▸ **TASK PROMPT**
Count every line that holds the string "utilisation", and report the number alone.

▸ **DATA LISTING**
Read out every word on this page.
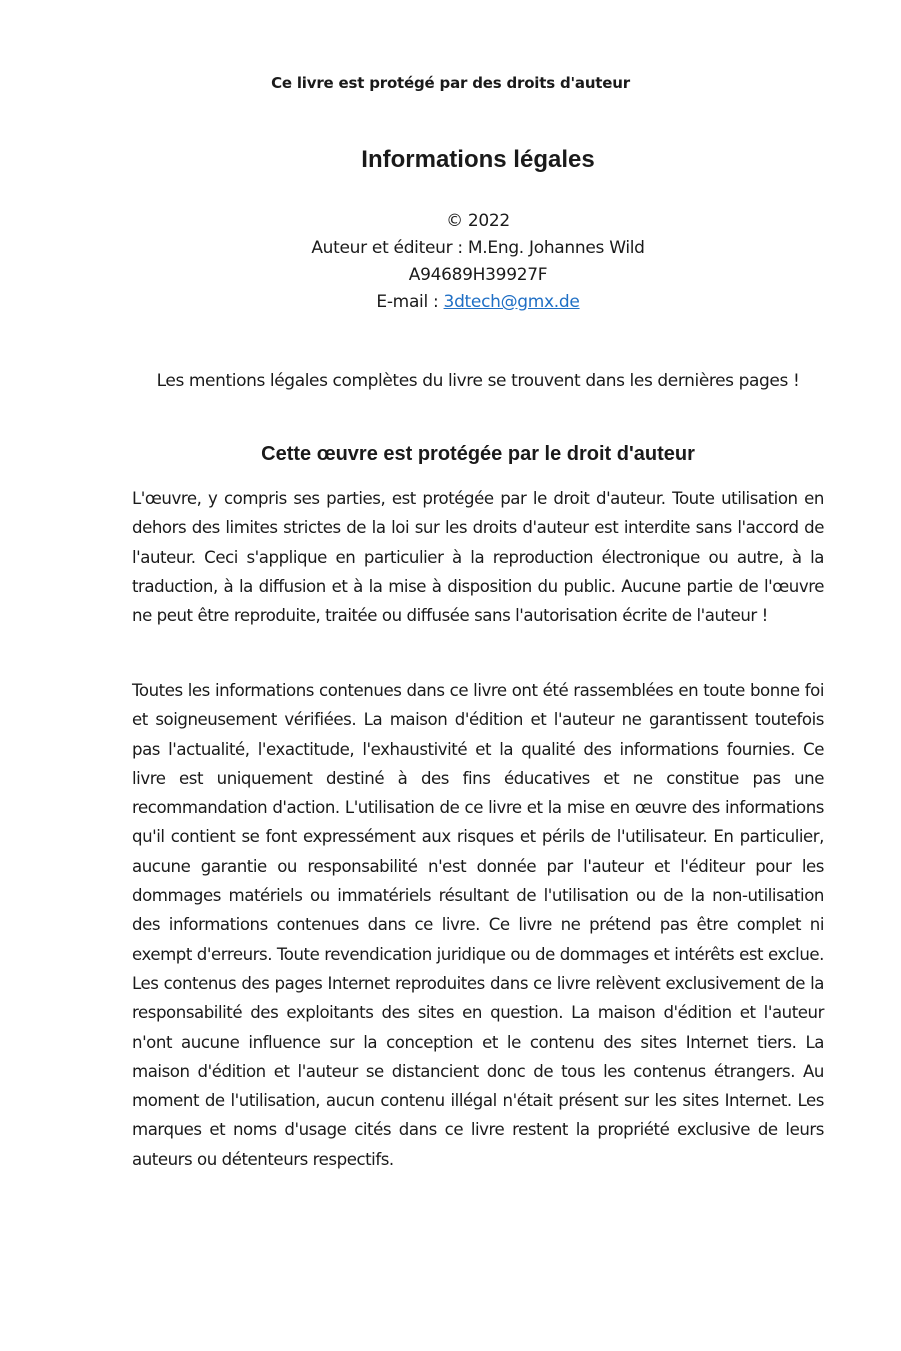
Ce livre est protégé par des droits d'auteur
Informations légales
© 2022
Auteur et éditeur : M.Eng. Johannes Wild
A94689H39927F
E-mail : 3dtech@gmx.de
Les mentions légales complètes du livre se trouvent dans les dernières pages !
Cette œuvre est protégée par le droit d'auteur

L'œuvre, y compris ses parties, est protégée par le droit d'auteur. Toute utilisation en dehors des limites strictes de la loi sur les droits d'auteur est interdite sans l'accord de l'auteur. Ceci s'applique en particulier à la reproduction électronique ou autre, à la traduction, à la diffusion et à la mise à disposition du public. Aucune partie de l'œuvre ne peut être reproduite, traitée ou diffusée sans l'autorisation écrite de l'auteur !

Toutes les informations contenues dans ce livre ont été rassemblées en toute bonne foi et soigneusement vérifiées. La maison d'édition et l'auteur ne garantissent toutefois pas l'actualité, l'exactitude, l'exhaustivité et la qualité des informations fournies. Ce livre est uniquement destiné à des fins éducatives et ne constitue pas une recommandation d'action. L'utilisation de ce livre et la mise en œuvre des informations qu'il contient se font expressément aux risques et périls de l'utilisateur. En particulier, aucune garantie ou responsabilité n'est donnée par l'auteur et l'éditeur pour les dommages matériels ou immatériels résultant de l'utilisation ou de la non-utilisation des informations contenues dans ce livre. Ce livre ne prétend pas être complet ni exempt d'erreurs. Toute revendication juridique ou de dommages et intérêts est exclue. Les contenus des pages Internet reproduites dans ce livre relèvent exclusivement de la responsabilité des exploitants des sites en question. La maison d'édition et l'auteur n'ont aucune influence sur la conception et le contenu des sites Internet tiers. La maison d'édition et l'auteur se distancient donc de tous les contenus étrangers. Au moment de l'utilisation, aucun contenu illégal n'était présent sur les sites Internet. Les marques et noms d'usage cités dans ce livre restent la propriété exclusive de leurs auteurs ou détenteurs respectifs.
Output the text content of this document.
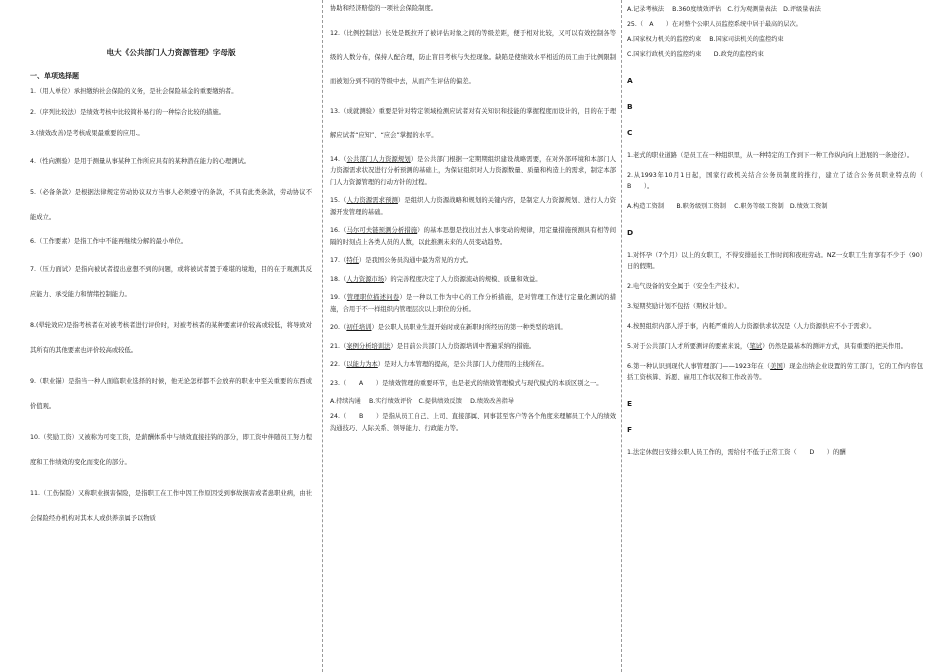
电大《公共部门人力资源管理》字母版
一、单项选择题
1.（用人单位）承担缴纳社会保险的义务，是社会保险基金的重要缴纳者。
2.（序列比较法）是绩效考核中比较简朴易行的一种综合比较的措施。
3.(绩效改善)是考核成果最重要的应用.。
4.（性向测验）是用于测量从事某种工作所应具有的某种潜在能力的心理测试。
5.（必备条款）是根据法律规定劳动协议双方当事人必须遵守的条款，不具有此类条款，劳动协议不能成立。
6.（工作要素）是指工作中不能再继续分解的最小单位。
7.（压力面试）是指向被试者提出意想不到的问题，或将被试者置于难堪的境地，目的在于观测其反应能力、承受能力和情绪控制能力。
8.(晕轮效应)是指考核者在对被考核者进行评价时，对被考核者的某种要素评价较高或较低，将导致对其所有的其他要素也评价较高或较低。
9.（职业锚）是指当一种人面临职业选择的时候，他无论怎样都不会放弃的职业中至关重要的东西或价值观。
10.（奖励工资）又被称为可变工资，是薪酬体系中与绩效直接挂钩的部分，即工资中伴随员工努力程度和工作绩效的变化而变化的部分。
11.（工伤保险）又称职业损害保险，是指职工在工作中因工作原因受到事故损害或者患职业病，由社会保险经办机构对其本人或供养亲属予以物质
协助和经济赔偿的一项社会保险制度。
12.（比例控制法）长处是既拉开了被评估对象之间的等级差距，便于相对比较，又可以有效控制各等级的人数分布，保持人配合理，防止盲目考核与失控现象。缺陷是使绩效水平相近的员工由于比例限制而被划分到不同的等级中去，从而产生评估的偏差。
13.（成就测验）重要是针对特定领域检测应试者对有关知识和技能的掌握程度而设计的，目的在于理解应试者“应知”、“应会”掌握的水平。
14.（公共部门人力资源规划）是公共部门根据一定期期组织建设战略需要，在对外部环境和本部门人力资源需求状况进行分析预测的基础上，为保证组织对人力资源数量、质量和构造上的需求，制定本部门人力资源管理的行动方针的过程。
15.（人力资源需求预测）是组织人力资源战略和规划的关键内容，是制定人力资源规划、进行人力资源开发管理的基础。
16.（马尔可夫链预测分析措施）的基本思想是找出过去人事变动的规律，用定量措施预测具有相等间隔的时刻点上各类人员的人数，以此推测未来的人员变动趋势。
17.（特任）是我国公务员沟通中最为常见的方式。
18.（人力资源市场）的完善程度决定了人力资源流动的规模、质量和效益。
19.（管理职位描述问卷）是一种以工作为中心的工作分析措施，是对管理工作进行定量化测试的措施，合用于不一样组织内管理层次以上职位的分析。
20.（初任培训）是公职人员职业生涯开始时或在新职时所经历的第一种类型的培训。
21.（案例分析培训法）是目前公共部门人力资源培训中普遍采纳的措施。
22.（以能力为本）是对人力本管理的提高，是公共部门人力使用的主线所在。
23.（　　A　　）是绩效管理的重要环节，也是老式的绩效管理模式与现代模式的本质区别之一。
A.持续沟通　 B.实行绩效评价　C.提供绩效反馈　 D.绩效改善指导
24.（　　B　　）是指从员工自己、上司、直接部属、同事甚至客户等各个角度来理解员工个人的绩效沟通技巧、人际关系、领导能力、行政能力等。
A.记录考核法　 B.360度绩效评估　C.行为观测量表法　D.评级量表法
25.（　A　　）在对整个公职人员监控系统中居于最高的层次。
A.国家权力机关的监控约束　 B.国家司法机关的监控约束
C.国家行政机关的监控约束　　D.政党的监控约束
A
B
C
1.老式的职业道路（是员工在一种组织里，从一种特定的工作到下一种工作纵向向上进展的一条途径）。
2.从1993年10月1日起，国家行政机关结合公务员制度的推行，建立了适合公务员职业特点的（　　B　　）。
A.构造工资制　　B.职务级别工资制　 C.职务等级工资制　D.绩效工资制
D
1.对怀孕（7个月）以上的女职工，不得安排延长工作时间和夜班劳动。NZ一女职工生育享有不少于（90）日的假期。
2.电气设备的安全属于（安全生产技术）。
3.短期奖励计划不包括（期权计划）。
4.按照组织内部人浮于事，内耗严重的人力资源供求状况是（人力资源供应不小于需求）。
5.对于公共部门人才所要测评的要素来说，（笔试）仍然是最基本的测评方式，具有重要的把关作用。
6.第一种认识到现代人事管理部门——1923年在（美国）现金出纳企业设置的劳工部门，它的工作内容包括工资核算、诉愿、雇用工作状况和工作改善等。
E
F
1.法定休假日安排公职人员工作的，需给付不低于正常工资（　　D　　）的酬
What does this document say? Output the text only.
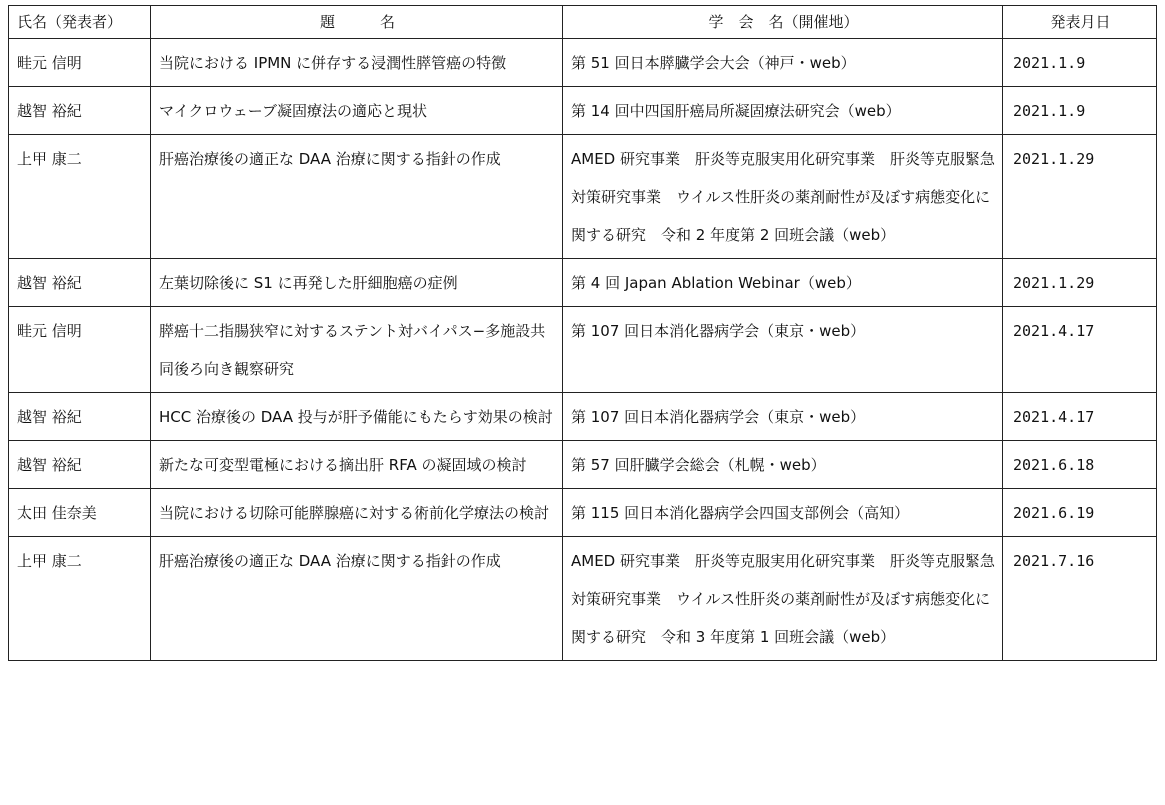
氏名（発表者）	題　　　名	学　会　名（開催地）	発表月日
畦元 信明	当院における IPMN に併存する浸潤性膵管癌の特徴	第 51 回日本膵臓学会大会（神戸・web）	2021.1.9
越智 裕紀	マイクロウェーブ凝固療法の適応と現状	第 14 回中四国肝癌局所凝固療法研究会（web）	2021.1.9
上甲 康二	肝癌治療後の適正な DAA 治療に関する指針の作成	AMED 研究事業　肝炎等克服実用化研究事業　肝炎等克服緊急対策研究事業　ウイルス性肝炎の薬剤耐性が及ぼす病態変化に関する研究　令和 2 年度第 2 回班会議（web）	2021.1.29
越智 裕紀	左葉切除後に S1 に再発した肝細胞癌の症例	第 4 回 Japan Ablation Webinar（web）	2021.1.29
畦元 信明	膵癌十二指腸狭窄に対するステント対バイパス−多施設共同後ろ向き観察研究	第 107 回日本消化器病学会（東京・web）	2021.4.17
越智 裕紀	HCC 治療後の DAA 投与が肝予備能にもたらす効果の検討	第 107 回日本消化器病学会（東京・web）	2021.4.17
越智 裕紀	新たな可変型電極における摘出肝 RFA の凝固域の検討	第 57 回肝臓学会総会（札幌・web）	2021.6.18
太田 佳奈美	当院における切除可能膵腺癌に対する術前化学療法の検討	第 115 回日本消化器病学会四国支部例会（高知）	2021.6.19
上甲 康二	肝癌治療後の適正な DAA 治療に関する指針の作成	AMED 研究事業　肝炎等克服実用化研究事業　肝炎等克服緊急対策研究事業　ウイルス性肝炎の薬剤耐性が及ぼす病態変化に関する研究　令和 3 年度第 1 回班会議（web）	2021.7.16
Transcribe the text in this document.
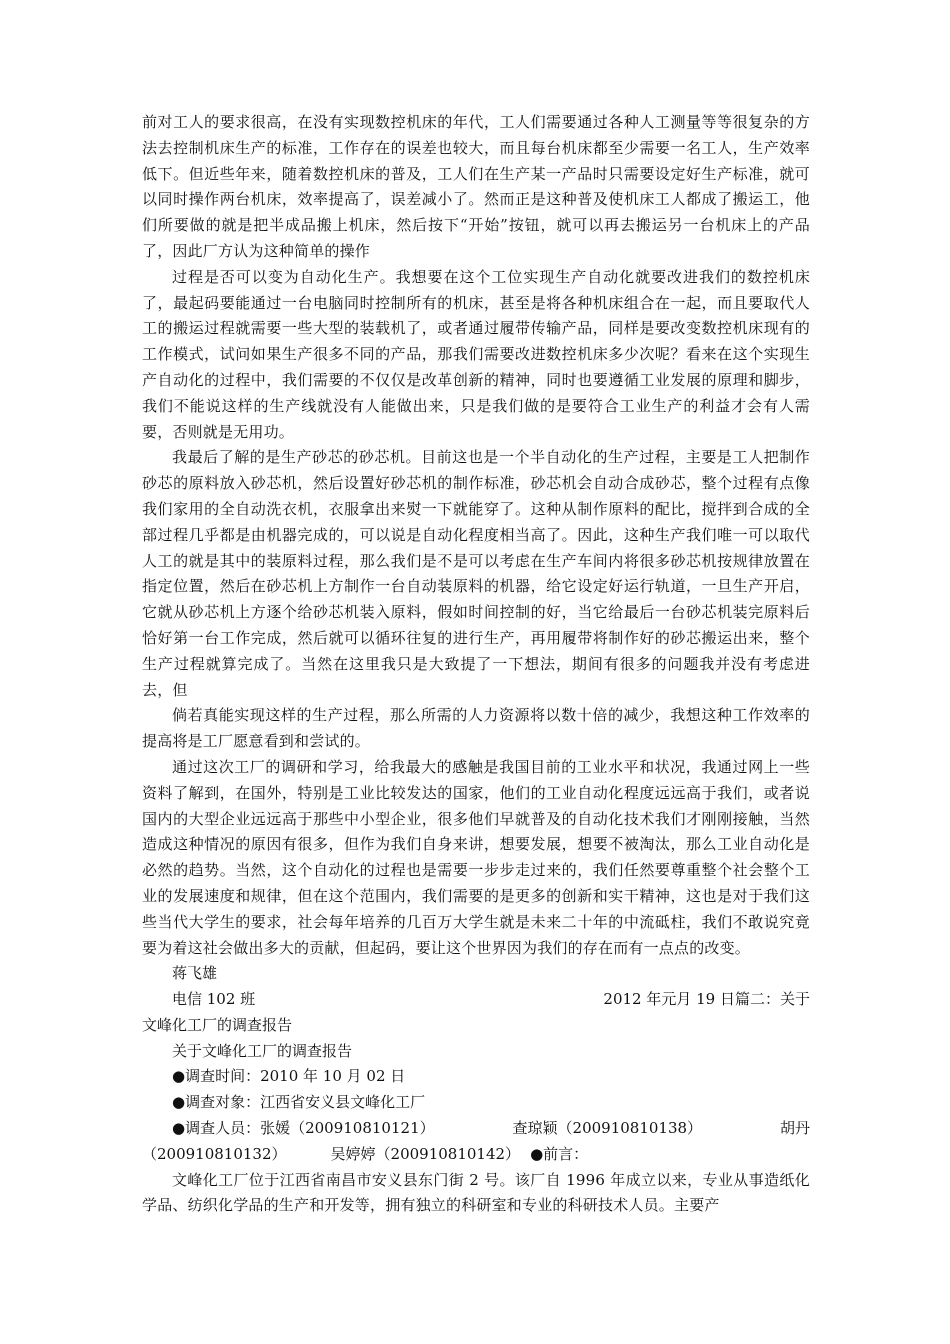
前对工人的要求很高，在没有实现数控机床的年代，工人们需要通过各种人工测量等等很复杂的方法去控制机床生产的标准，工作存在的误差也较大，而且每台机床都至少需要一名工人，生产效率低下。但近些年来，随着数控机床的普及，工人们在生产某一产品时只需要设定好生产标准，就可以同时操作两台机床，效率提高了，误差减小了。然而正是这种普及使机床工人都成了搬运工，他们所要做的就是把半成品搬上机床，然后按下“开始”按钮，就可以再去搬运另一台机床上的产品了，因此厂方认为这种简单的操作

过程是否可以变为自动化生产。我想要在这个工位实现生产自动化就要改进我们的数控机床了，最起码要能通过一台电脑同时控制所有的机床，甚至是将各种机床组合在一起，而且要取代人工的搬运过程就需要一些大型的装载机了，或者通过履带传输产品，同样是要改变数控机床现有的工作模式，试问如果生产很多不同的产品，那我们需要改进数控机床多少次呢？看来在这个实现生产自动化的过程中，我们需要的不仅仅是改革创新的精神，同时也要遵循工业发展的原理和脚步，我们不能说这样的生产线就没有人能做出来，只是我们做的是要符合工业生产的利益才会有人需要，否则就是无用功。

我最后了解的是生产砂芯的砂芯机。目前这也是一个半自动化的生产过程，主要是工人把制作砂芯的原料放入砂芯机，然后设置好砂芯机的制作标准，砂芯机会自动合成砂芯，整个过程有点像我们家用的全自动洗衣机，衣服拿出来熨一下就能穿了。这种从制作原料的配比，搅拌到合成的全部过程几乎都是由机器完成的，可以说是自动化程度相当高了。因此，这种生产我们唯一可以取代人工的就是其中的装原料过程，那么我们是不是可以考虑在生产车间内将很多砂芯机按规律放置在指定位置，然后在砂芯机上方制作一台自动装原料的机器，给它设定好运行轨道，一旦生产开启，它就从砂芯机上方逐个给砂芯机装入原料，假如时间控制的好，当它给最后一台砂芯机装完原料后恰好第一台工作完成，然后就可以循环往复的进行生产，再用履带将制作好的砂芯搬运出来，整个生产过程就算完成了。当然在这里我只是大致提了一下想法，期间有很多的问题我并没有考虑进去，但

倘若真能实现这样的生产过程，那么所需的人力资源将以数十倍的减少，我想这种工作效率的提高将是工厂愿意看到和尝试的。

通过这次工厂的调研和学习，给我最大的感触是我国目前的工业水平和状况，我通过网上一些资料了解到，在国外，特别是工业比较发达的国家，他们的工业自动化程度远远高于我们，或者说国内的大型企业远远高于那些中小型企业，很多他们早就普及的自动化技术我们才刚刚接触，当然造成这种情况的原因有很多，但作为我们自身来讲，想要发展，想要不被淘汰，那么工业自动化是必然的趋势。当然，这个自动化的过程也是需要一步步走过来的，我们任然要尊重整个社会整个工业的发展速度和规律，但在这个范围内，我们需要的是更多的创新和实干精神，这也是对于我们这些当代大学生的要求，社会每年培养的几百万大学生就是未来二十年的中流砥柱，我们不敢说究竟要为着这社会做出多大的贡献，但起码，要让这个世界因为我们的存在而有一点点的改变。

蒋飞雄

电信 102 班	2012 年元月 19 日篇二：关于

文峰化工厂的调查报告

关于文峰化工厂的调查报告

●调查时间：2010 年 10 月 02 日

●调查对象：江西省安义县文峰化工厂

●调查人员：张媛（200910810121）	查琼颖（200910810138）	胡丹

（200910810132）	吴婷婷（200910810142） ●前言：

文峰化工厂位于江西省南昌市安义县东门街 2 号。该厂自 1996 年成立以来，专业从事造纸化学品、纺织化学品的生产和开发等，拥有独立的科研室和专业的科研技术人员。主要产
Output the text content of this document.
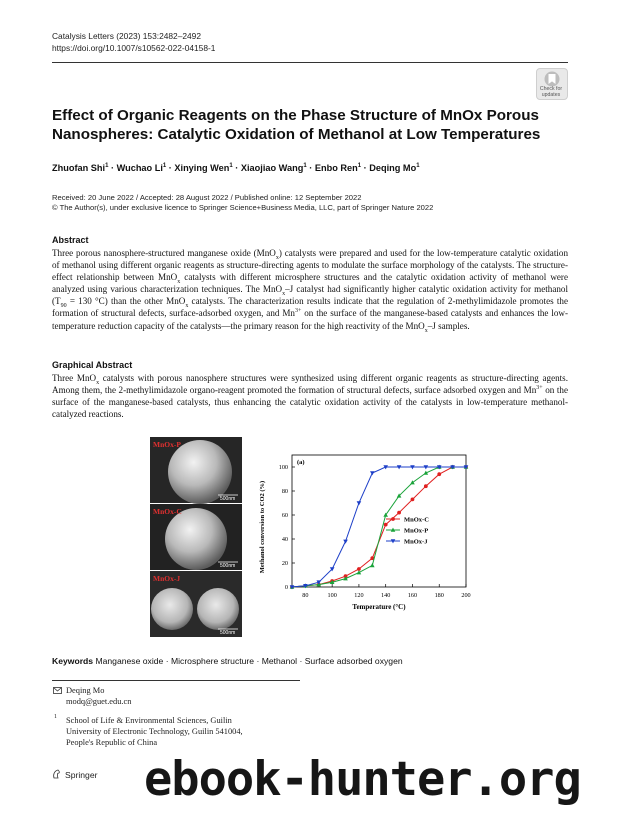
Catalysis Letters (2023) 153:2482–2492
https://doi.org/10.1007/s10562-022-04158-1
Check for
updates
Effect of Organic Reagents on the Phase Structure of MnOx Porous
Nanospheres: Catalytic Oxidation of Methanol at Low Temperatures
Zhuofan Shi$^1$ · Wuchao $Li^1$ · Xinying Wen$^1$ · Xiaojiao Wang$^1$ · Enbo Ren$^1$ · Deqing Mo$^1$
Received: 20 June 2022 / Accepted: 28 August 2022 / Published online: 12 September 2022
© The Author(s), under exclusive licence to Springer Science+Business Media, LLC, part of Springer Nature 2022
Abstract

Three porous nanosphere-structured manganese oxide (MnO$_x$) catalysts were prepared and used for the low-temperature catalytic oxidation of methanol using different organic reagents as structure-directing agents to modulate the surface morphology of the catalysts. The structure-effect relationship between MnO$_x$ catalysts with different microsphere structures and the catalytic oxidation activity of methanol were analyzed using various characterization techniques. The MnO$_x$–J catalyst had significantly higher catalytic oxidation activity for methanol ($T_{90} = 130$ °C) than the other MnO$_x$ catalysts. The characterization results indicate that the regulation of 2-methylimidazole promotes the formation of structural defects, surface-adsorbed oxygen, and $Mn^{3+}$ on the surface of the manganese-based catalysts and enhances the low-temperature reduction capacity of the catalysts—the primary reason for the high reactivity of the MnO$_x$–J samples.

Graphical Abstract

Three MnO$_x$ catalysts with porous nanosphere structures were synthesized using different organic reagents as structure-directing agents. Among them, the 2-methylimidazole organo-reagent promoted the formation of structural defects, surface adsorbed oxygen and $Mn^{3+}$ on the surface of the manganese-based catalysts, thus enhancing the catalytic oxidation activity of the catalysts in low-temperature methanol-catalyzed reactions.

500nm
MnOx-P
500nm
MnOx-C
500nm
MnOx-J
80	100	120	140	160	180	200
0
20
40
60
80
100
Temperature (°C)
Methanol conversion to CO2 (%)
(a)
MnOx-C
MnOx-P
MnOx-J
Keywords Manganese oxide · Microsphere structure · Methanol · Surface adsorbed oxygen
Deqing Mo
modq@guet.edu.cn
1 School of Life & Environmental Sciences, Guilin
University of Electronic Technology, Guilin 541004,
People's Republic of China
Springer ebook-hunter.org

▸ **RESPONSE**
2